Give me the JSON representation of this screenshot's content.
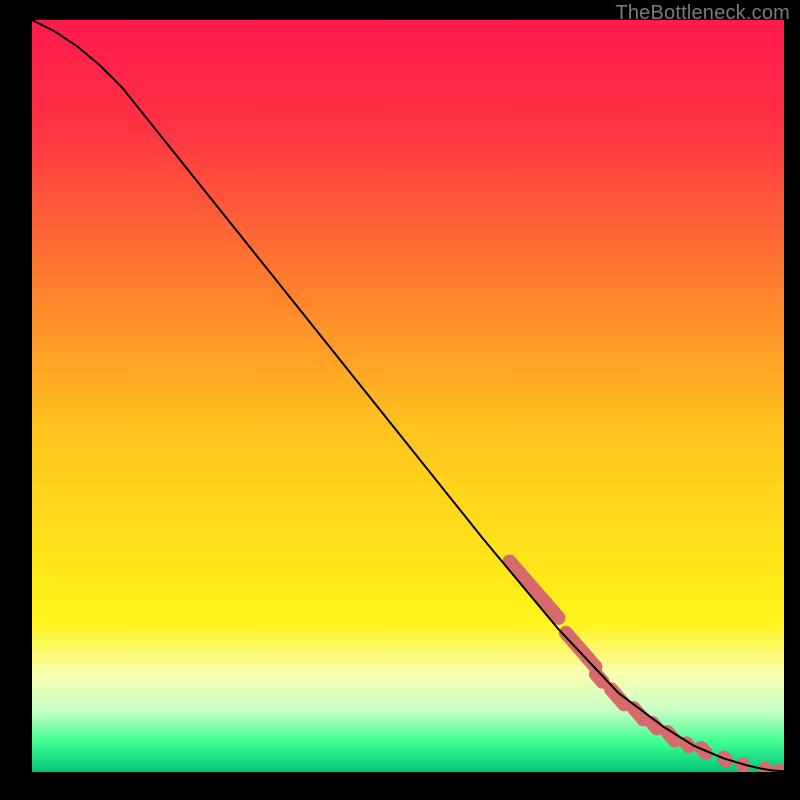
{
  "attribution": "TheBottleneck.com",
  "colors": {
    "curve": "#000000",
    "marker_fill": "#d76a6a",
    "gradient_stops": [
      {
        "offset": 0.0,
        "color": "#ff1a4b"
      },
      {
        "offset": 0.14,
        "color": "#ff3244"
      },
      {
        "offset": 0.34,
        "color": "#ff7a2f"
      },
      {
        "offset": 0.54,
        "color": "#ffc21e"
      },
      {
        "offset": 0.7,
        "color": "#ffe21a"
      },
      {
        "offset": 0.8,
        "color": "#fff31a"
      },
      {
        "offset": 0.87,
        "color": "#faffb0"
      },
      {
        "offset": 0.92,
        "color": "#c4ffc4"
      },
      {
        "offset": 0.96,
        "color": "#3fff90"
      },
      {
        "offset": 1.0,
        "color": "#00c47a"
      }
    ]
  },
  "chart_data": {
    "type": "line",
    "title": "",
    "xlabel": "",
    "ylabel": "",
    "xlim": [
      0,
      100
    ],
    "ylim": [
      0,
      100
    ],
    "series": [
      {
        "name": "curve",
        "x": [
          0,
          3,
          6,
          9,
          12,
          20,
          30,
          40,
          50,
          60,
          70,
          78,
          84,
          88,
          92,
          95,
          97,
          98.5,
          100
        ],
        "y": [
          100,
          98.5,
          96.5,
          94,
          91,
          81,
          68.5,
          56,
          43.5,
          31,
          19,
          10.5,
          6,
          3.5,
          1.8,
          0.9,
          0.45,
          0.2,
          0.1
        ]
      }
    ],
    "markers": [
      {
        "x": 63.5,
        "y0": 28.0,
        "y1": 20.5
      },
      {
        "x": 71.0,
        "y0": 18.5,
        "y1": 14.0
      },
      {
        "x": 75.0,
        "y0": 13.0,
        "y1": 12.0
      },
      {
        "x": 77.0,
        "y0": 11.0,
        "y1": 9.0
      },
      {
        "x": 80.0,
        "y0": 8.5,
        "y1": 7.0
      },
      {
        "x": 82.5,
        "y0": 6.5,
        "y1": 5.8
      },
      {
        "x": 84.5,
        "y0": 5.3,
        "y1": 4.2
      },
      {
        "x": 87.0,
        "y0": 3.8,
        "y1": 3.4
      },
      {
        "x": 89.0,
        "y0": 3.2,
        "y1": 2.5
      },
      {
        "x": 92.0,
        "y0": 1.9,
        "y1": 1.5
      },
      {
        "x": 94.5,
        "y0": 1.0,
        "y1": 0.9
      },
      {
        "x": 97.5,
        "y0": 0.45,
        "y1": 0.4
      },
      {
        "x": 99.3,
        "y0": 0.15,
        "y1": 0.12
      }
    ],
    "marker_radius": 7
  }
}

### EXERCISE DETAILS
What you return should match the records above word for word, minus the pictures.

### ANSWER TO THIS TASK
Give me the JSON representation of this screenshot's content.
{
  "attribution": "TheBottleneck.com",
  "colors": {
    "curve": "#000000",
    "marker_fill": "#d76a6a",
    "gradient_stops": [
      {
        "offset": 0.0,
        "color": "#ff1a4b"
      },
      {
        "offset": 0.14,
        "color": "#ff3244"
      },
      {
        "offset": 0.34,
        "color": "#ff7a2f"
      },
      {
        "offset": 0.54,
        "color": "#ffc21e"
      },
      {
        "offset": 0.7,
        "color": "#ffe21a"
      },
      {
        "offset": 0.8,
        "color": "#fff31a"
      },
      {
        "offset": 0.87,
        "color": "#faffb0"
      },
      {
        "offset": 0.92,
        "color": "#c4ffc4"
      },
      {
        "offset": 0.96,
        "color": "#3fff90"
      },
      {
        "offset": 1.0,
        "color": "#00c47a"
      }
    ]
  },
  "chart_data": {
    "type": "line",
    "title": "",
    "xlabel": "",
    "ylabel": "",
    "xlim": [
      0,
      100
    ],
    "ylim": [
      0,
      100
    ],
    "series": [
      {
        "name": "curve",
        "x": [
          0,
          3,
          6,
          9,
          12,
          20,
          30,
          40,
          50,
          60,
          70,
          78,
          84,
          88,
          92,
          95,
          97,
          98.5,
          100
        ],
        "y": [
          100,
          98.5,
          96.5,
          94,
          91,
          81,
          68.5,
          56,
          43.5,
          31,
          19,
          10.5,
          6,
          3.5,
          1.8,
          0.9,
          0.45,
          0.2,
          0.1
        ]
      }
    ],
    "markers": [
      {
        "x": 63.5,
        "y0": 28.0,
        "y1": 20.5
      },
      {
        "x": 71.0,
        "y0": 18.5,
        "y1": 14.0
      },
      {
        "x": 75.0,
        "y0": 13.0,
        "y1": 12.0
      },
      {
        "x": 77.0,
        "y0": 11.0,
        "y1": 9.0
      },
      {
        "x": 80.0,
        "y0": 8.5,
        "y1": 7.0
      },
      {
        "x": 82.5,
        "y0": 6.5,
        "y1": 5.8
      },
      {
        "x": 84.5,
        "y0": 5.3,
        "y1": 4.2
      },
      {
        "x": 87.0,
        "y0": 3.8,
        "y1": 3.4
      },
      {
        "x": 89.0,
        "y0": 3.2,
        "y1": 2.5
      },
      {
        "x": 92.0,
        "y0": 1.9,
        "y1": 1.5
      },
      {
        "x": 94.5,
        "y0": 1.0,
        "y1": 0.9
      },
      {
        "x": 97.5,
        "y0": 0.45,
        "y1": 0.4
      },
      {
        "x": 99.3,
        "y0": 0.15,
        "y1": 0.12
      }
    ],
    "marker_radius": 7
  }
}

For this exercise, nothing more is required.